-- start DATA ENTRIES --
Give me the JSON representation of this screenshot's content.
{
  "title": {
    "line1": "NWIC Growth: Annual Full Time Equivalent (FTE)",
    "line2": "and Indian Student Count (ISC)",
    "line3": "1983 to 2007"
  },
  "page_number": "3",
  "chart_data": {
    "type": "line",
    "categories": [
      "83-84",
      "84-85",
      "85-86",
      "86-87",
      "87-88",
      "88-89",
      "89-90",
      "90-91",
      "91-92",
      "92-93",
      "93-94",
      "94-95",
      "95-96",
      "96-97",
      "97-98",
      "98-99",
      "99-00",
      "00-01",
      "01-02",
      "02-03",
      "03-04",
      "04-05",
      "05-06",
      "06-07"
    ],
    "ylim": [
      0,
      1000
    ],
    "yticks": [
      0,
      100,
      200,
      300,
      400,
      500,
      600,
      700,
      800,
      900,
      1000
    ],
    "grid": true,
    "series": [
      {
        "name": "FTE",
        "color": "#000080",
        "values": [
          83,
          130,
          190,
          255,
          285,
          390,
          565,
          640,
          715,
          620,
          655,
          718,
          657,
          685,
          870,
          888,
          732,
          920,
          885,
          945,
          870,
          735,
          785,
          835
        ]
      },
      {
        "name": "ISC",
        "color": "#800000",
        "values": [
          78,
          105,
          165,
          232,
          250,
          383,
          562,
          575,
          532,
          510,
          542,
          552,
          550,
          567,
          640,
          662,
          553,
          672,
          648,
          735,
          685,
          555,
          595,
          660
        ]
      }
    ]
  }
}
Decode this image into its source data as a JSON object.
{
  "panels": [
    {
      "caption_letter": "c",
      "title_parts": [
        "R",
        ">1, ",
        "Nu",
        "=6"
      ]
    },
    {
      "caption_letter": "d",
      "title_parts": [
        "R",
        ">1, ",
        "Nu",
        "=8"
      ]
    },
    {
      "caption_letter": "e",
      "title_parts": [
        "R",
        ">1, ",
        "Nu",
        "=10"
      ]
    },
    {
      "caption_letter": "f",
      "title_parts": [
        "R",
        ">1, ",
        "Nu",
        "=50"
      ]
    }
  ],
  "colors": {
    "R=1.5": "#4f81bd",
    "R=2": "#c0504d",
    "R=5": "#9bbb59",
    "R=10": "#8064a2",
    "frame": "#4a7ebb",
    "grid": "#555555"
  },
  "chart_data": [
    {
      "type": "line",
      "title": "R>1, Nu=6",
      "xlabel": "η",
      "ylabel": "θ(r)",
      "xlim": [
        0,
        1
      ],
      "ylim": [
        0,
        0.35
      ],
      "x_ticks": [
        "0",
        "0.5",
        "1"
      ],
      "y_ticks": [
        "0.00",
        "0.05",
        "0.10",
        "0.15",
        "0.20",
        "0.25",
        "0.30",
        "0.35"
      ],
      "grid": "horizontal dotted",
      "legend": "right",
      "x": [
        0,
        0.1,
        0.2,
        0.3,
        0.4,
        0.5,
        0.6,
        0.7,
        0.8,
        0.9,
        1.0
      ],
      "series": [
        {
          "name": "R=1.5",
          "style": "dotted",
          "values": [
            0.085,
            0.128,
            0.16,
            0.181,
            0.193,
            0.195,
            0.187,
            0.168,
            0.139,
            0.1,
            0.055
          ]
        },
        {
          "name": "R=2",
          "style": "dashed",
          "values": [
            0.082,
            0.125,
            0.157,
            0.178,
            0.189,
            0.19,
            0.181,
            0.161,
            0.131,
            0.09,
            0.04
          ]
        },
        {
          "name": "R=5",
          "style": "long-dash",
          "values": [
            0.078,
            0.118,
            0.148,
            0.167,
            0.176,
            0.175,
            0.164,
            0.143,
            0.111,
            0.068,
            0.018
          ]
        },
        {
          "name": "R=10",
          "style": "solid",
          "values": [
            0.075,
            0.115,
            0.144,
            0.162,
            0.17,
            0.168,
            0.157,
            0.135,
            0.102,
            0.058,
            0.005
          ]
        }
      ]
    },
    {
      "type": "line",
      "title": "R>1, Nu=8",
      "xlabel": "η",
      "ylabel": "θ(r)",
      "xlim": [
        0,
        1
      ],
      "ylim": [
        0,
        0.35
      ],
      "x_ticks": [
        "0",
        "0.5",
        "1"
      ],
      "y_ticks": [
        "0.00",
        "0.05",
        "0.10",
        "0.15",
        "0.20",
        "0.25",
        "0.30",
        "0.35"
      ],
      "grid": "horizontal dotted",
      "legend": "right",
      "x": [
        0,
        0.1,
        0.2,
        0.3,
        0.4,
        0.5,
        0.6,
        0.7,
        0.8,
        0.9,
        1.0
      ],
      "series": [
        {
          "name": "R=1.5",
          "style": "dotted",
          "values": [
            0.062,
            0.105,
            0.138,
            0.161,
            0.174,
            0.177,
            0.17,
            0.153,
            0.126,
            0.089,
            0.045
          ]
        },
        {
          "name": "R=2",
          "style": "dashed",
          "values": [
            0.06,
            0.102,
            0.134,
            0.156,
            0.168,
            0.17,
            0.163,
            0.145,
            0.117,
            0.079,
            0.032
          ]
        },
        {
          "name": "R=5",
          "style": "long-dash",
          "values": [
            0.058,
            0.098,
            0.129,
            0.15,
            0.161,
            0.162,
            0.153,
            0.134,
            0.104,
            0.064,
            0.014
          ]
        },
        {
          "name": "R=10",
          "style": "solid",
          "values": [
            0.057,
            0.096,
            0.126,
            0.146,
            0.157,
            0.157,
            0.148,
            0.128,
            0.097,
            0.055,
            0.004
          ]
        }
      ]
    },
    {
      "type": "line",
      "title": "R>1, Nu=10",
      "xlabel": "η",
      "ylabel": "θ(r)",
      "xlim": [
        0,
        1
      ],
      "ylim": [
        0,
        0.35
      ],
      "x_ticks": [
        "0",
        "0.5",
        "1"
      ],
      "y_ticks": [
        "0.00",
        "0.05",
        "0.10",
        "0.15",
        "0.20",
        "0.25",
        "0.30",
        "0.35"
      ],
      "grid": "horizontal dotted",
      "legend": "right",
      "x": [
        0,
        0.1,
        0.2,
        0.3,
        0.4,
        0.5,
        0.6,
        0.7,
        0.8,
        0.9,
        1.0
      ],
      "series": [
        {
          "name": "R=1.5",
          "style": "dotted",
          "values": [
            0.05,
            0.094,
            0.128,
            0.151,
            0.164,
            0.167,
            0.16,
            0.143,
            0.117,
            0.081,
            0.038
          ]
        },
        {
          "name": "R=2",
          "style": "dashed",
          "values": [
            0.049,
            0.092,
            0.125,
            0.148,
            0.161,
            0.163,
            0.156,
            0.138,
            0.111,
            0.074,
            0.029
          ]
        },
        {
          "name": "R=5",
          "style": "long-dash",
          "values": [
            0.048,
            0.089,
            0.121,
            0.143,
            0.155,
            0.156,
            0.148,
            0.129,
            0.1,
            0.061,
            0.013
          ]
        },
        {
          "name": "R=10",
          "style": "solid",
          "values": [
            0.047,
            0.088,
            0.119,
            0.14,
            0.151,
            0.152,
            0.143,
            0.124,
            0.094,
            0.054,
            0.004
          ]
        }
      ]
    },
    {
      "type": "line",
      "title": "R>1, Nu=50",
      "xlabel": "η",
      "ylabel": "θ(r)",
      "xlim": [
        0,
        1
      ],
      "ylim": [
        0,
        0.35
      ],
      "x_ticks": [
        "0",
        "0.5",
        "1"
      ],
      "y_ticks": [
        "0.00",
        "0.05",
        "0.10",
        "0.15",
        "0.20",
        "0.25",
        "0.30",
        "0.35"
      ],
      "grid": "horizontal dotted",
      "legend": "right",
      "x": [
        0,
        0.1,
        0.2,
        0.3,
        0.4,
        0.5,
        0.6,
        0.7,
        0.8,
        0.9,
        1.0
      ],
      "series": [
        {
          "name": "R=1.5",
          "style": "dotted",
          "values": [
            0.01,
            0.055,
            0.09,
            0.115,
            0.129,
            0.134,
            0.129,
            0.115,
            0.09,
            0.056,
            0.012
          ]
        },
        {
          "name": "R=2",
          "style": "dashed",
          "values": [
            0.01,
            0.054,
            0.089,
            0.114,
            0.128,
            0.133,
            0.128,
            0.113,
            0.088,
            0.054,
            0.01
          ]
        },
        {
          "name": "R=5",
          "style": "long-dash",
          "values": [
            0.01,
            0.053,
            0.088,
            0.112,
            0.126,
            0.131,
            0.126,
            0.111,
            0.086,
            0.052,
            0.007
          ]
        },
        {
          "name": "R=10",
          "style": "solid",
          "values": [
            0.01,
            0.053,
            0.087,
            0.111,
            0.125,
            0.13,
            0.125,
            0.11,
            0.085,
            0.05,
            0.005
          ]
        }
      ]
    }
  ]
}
-- end DATA ENTRIES --
» WHAT TO WORK ON
Above are the records; copy every line in them that holds the word "this".

» TASK OUTPUT
Give me the JSON representation of this screenshot's content.
Decode this image into its source data as a JSON object.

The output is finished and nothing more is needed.